#### [SHORT TASK]
Could you give the data below again, exactly and completely?
┏━━
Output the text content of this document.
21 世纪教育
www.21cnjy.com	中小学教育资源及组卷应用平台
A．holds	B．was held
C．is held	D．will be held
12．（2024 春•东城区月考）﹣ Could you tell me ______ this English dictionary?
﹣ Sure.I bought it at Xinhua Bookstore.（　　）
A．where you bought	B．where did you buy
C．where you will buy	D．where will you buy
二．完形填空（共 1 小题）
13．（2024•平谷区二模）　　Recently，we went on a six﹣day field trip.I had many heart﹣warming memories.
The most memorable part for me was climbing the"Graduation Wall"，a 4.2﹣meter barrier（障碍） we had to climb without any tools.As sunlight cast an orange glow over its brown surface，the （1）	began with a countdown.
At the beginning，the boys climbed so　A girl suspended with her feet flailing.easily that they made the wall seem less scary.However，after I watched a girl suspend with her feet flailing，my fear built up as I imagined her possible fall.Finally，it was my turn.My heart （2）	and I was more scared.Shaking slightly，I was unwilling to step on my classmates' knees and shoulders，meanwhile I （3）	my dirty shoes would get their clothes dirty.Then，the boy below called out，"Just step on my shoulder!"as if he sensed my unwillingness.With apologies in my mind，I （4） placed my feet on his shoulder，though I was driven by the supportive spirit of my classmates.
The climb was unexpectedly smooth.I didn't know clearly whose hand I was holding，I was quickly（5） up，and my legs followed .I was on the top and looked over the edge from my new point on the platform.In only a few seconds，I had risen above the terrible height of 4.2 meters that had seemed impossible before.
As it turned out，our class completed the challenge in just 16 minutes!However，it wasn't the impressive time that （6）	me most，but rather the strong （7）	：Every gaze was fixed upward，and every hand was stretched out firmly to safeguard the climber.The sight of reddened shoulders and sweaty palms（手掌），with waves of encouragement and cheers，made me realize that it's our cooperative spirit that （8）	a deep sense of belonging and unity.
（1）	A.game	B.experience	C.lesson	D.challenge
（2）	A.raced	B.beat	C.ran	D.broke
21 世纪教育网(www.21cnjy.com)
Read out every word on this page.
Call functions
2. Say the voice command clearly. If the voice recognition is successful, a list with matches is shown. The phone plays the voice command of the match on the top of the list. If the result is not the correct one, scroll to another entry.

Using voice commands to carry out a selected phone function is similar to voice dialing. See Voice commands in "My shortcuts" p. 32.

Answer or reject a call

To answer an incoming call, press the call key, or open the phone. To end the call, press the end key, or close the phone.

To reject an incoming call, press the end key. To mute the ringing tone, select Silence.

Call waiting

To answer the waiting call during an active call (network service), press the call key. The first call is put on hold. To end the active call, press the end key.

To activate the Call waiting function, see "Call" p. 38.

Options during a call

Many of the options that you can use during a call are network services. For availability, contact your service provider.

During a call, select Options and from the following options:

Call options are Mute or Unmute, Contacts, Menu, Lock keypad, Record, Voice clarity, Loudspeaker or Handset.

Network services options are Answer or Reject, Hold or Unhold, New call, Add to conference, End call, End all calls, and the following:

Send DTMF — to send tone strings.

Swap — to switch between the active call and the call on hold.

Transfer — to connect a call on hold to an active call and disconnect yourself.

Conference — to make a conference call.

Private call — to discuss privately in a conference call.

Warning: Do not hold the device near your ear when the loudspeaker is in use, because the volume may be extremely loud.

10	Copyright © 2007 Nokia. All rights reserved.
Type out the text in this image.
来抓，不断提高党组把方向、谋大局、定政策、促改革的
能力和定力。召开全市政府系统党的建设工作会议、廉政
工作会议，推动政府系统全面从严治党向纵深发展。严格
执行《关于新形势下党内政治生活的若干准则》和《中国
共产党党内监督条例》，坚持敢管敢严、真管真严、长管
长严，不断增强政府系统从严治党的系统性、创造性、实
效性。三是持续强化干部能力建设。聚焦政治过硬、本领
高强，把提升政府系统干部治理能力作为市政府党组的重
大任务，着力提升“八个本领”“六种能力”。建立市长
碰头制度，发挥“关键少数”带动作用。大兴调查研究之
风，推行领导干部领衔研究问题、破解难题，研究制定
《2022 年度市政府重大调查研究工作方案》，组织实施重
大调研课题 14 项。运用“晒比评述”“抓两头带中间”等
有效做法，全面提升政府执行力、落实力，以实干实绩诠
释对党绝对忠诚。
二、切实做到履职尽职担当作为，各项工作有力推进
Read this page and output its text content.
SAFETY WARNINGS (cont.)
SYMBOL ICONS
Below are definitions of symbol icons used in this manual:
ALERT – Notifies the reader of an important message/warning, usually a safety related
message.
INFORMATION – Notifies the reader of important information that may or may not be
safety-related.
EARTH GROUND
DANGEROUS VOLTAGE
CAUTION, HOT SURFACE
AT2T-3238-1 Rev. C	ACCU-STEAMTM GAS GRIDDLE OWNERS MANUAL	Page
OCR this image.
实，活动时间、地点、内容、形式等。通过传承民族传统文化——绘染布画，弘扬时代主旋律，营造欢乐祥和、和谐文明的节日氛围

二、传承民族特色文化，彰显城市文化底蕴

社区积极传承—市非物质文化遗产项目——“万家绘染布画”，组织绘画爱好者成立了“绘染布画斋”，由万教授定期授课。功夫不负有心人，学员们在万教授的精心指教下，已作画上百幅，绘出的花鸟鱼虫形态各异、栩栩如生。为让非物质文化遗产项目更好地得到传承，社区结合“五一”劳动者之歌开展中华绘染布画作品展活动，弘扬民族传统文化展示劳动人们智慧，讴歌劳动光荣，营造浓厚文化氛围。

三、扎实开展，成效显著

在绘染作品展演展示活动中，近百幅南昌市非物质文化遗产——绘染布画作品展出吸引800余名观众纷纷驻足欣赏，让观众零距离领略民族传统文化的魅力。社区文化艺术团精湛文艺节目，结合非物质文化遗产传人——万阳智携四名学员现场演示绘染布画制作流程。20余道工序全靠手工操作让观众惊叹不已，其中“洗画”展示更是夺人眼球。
┗━━
#### [WRITTEN SOLUTION]
Output the text content of this document.
21 世纪教育
www.21cnjy.com	中小学教育资源及组卷应用平台
A．holds	B．was held
C．is held	D．will be held
12．（2024 春•东城区月考）﹣ Could you tell me ______ this English dictionary?
﹣ Sure.I bought it at Xinhua Bookstore.（　　）
A．where you bought	B．where did you buy
C．where you will buy	D．where will you buy
二．完形填空（共 1 小题）
13．（2024•平谷区二模）　　Recently，we went on a six﹣day field trip.I had many heart﹣warming memories.
The most memorable part for me was climbing the"Graduation Wall"，a 4.2﹣meter barrier（障碍） we had to climb without any tools.As sunlight cast an orange glow over its brown surface，the （1）	began with a countdown.
At the beginning，the boys climbed so　A girl suspended with her feet flailing.easily that they made the wall seem less scary.However，after I watched a girl suspend with her feet flailing，my fear built up as I imagined her possible fall.Finally，it was my turn.My heart （2）	and I was more scared.Shaking slightly，I was unwilling to step on my classmates' knees and shoulders，meanwhile I （3）	my dirty shoes would get their clothes dirty.Then，the boy below called out，"Just step on my shoulder!"as if he sensed my unwillingness.With apologies in my mind，I （4） placed my feet on his shoulder，though I was driven by the supportive spirit of my classmates.
The climb was unexpectedly smooth.I didn't know clearly whose hand I was holding，I was quickly（5） up，and my legs followed .I was on the top and looked over the edge from my new point on the platform.In only a few seconds，I had risen above the terrible height of 4.2 meters that had seemed impossible before.
As it turned out，our class completed the challenge in just 16 minutes!However，it wasn't the impressive time that （6）	me most，but rather the strong （7）	：Every gaze was fixed upward，and every hand was stretched out firmly to safeguard the climber.The sight of reddened shoulders and sweaty palms（手掌），with waves of encouragement and cheers，made me realize that it's our cooperative spirit that （8）	a deep sense of belonging and unity.
（1）	A.game	B.experience	C.lesson	D.challenge
（2）	A.raced	B.beat	C.ran	D.broke
21 世纪教育网(www.21cnjy.com)
Read out every word on this page.
Call functions
2. Say the voice command clearly. If the voice recognition is successful, a list with matches is shown. The phone plays the voice command of the match on the top of the list. If the result is not the correct one, scroll to another entry.

Using voice commands to carry out a selected phone function is similar to voice dialing. See Voice commands in "My shortcuts" p. 32.

Answer or reject a call

To answer an incoming call, press the call key, or open the phone. To end the call, press the end key, or close the phone.

To reject an incoming call, press the end key. To mute the ringing tone, select Silence.

Call waiting

To answer the waiting call during an active call (network service), press the call key. The first call is put on hold. To end the active call, press the end key.

To activate the Call waiting function, see "Call" p. 38.

Options during a call

Many of the options that you can use during a call are network services. For availability, contact your service provider.

During a call, select Options and from the following options:

Call options are Mute or Unmute, Contacts, Menu, Lock keypad, Record, Voice clarity, Loudspeaker or Handset.

Network services options are Answer or Reject, Hold or Unhold, New call, Add to conference, End call, End all calls, and the following:

Send DTMF — to send tone strings.

Swap — to switch between the active call and the call on hold.

Transfer — to connect a call on hold to an active call and disconnect yourself.

Conference — to make a conference call.

Private call — to discuss privately in a conference call.

Warning: Do not hold the device near your ear when the loudspeaker is in use, because the volume may be extremely loud.

10	Copyright © 2007 Nokia. All rights reserved.
Type out the text in this image.
来抓，不断提高党组把方向、谋大局、定政策、促改革的
能力和定力。召开全市政府系统党的建设工作会议、廉政
工作会议，推动政府系统全面从严治党向纵深发展。严格
执行《关于新形势下党内政治生活的若干准则》和《中国
共产党党内监督条例》，坚持敢管敢严、真管真严、长管
长严，不断增强政府系统从严治党的系统性、创造性、实
效性。三是持续强化干部能力建设。聚焦政治过硬、本领
高强，把提升政府系统干部治理能力作为市政府党组的重
大任务，着力提升“八个本领”“六种能力”。建立市长
碰头制度，发挥“关键少数”带动作用。大兴调查研究之
风，推行领导干部领衔研究问题、破解难题，研究制定
《2022 年度市政府重大调查研究工作方案》，组织实施重
大调研课题 14 项。运用“晒比评述”“抓两头带中间”等
有效做法，全面提升政府执行力、落实力，以实干实绩诠
释对党绝对忠诚。
二、切实做到履职尽职担当作为，各项工作有力推进
Read this page and output its text content.
SAFETY WARNINGS (cont.)
SYMBOL ICONS
Below are definitions of symbol icons used in this manual:
ALERT – Notifies the reader of an important message/warning, usually a safety related
message.
INFORMATION – Notifies the reader of important information that may or may not be
safety-related.
EARTH GROUND
DANGEROUS VOLTAGE
CAUTION, HOT SURFACE
AT2T-3238-1 Rev. C	ACCU-STEAMTM GAS GRIDDLE OWNERS MANUAL	Page
OCR this image.
实，活动时间、地点、内容、形式等。通过传承民族传统文化——绘染布画，弘扬时代主旋律，营造欢乐祥和、和谐文明的节日氛围

二、传承民族特色文化，彰显城市文化底蕴

社区积极传承—市非物质文化遗产项目——“万家绘染布画”，组织绘画爱好者成立了“绘染布画斋”，由万教授定期授课。功夫不负有心人，学员们在万教授的精心指教下，已作画上百幅，绘出的花鸟鱼虫形态各异、栩栩如生。为让非物质文化遗产项目更好地得到传承，社区结合“五一”劳动者之歌开展中华绘染布画作品展活动，弘扬民族传统文化展示劳动人们智慧，讴歌劳动光荣，营造浓厚文化氛围。

三、扎实开展，成效显著

在绘染作品展演展示活动中，近百幅南昌市非物质文化遗产——绘染布画作品展出吸引800余名观众纷纷驻足欣赏，让观众零距离领略民族传统文化的魅力。社区文化艺术团精湛文艺节目，结合非物质文化遗产传人——万阳智携四名学员现场演示绘染布画制作流程。20余道工序全靠手工操作让观众惊叹不已，其中“洗画”展示更是夺人眼球。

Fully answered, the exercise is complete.